:: The task ::
Could you print all the entries exactly?

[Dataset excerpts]
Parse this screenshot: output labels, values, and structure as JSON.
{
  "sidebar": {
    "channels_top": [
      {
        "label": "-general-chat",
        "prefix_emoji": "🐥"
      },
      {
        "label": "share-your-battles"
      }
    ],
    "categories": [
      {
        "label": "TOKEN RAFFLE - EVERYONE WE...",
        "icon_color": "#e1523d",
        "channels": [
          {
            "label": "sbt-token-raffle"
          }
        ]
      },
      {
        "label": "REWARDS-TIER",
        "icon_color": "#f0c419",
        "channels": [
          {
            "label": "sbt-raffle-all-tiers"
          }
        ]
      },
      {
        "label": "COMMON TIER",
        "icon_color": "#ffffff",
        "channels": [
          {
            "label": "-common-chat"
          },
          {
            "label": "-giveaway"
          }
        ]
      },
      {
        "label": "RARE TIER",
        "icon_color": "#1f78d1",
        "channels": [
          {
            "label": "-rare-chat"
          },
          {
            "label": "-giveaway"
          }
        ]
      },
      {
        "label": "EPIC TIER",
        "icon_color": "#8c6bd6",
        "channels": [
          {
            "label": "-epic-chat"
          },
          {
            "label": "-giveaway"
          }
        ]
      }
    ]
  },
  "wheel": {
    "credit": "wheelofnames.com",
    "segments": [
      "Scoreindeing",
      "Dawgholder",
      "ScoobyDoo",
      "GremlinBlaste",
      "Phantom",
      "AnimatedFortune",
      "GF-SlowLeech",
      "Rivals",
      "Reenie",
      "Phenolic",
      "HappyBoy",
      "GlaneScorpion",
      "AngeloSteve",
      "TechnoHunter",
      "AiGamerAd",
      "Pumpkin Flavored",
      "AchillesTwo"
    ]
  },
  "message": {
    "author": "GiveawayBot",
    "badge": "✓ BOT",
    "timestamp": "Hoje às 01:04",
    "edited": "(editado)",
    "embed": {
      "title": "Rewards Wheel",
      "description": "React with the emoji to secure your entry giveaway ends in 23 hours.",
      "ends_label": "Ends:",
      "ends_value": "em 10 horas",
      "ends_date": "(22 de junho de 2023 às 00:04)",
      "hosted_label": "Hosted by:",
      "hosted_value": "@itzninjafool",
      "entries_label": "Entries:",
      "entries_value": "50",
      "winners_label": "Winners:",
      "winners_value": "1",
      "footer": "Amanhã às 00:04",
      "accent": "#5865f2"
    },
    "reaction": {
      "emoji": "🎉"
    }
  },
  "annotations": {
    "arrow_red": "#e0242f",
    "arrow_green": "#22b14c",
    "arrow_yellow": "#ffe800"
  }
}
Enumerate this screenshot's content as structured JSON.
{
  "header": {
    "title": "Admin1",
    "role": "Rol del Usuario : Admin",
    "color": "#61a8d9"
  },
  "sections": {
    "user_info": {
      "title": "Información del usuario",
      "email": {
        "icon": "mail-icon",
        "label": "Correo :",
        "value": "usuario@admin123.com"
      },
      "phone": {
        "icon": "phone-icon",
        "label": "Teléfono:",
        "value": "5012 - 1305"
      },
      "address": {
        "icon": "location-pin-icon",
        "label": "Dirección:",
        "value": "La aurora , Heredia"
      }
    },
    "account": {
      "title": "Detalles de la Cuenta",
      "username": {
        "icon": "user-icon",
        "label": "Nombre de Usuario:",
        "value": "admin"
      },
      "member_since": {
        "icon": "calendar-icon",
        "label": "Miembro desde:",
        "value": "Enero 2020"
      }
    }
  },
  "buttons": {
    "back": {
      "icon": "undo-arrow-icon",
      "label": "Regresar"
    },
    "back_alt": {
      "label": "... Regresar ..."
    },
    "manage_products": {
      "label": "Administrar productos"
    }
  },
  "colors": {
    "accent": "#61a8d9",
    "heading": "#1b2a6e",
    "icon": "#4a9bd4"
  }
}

:: Full output ::
Parse this screenshot: output labels, values, and structure as JSON.
{
  "sidebar": {
    "channels_top": [
      {
        "label": "-general-chat",
        "prefix_emoji": "🐥"
      },
      {
        "label": "share-your-battles"
      }
    ],
    "categories": [
      {
        "label": "TOKEN RAFFLE - EVERYONE WE...",
        "icon_color": "#e1523d",
        "channels": [
          {
            "label": "sbt-token-raffle"
          }
        ]
      },
      {
        "label": "REWARDS-TIER",
        "icon_color": "#f0c419",
        "channels": [
          {
            "label": "sbt-raffle-all-tiers"
          }
        ]
      },
      {
        "label": "COMMON TIER",
        "icon_color": "#ffffff",
        "channels": [
          {
            "label": "-common-chat"
          },
          {
            "label": "-giveaway"
          }
        ]
      },
      {
        "label": "RARE TIER",
        "icon_color": "#1f78d1",
        "channels": [
          {
            "label": "-rare-chat"
          },
          {
            "label": "-giveaway"
          }
        ]
      },
      {
        "label": "EPIC TIER",
        "icon_color": "#8c6bd6",
        "channels": [
          {
            "label": "-epic-chat"
          },
          {
            "label": "-giveaway"
          }
        ]
      }
    ]
  },
  "wheel": {
    "credit": "wheelofnames.com",
    "segments": [
      "Scoreindeing",
      "Dawgholder",
      "ScoobyDoo",
      "GremlinBlaste",
      "Phantom",
      "AnimatedFortune",
      "GF-SlowLeech",
      "Rivals",
      "Reenie",
      "Phenolic",
      "HappyBoy",
      "GlaneScorpion",
      "AngeloSteve",
      "TechnoHunter",
      "AiGamerAd",
      "Pumpkin Flavored",
      "AchillesTwo"
    ]
  },
  "message": {
    "author": "GiveawayBot",
    "badge": "✓ BOT",
    "timestamp": "Hoje às 01:04",
    "edited": "(editado)",
    "embed": {
      "title": "Rewards Wheel",
      "description": "React with the emoji to secure your entry giveaway ends in 23 hours.",
      "ends_label": "Ends:",
      "ends_value": "em 10 horas",
      "ends_date": "(22 de junho de 2023 às 00:04)",
      "hosted_label": "Hosted by:",
      "hosted_value": "@itzninjafool",
      "entries_label": "Entries:",
      "entries_value": "50",
      "winners_label": "Winners:",
      "winners_value": "1",
      "footer": "Amanhã às 00:04",
      "accent": "#5865f2"
    },
    "reaction": {
      "emoji": "🎉"
    }
  },
  "annotations": {
    "arrow_red": "#e0242f",
    "arrow_green": "#22b14c",
    "arrow_yellow": "#ffe800"
  }
}
Enumerate this screenshot's content as structured JSON.
{
  "header": {
    "title": "Admin1",
    "role": "Rol del Usuario : Admin",
    "color": "#61a8d9"
  },
  "sections": {
    "user_info": {
      "title": "Información del usuario",
      "email": {
        "icon": "mail-icon",
        "label": "Correo :",
        "value": "usuario@admin123.com"
      },
      "phone": {
        "icon": "phone-icon",
        "label": "Teléfono:",
        "value": "5012 - 1305"
      },
      "address": {
        "icon": "location-pin-icon",
        "label": "Dirección:",
        "value": "La aurora , Heredia"
      }
    },
    "account": {
      "title": "Detalles de la Cuenta",
      "username": {
        "icon": "user-icon",
        "label": "Nombre de Usuario:",
        "value": "admin"
      },
      "member_since": {
        "icon": "calendar-icon",
        "label": "Miembro desde:",
        "value": "Enero 2020"
      }
    }
  },
  "buttons": {
    "back": {
      "icon": "undo-arrow-icon",
      "label": "Regresar"
    },
    "back_alt": {
      "label": "... Regresar ..."
    },
    "manage_products": {
      "label": "Administrar productos"
    }
  },
  "colors": {
    "accent": "#61a8d9",
    "heading": "#1b2a6e",
    "icon": "#4a9bd4"
  }
}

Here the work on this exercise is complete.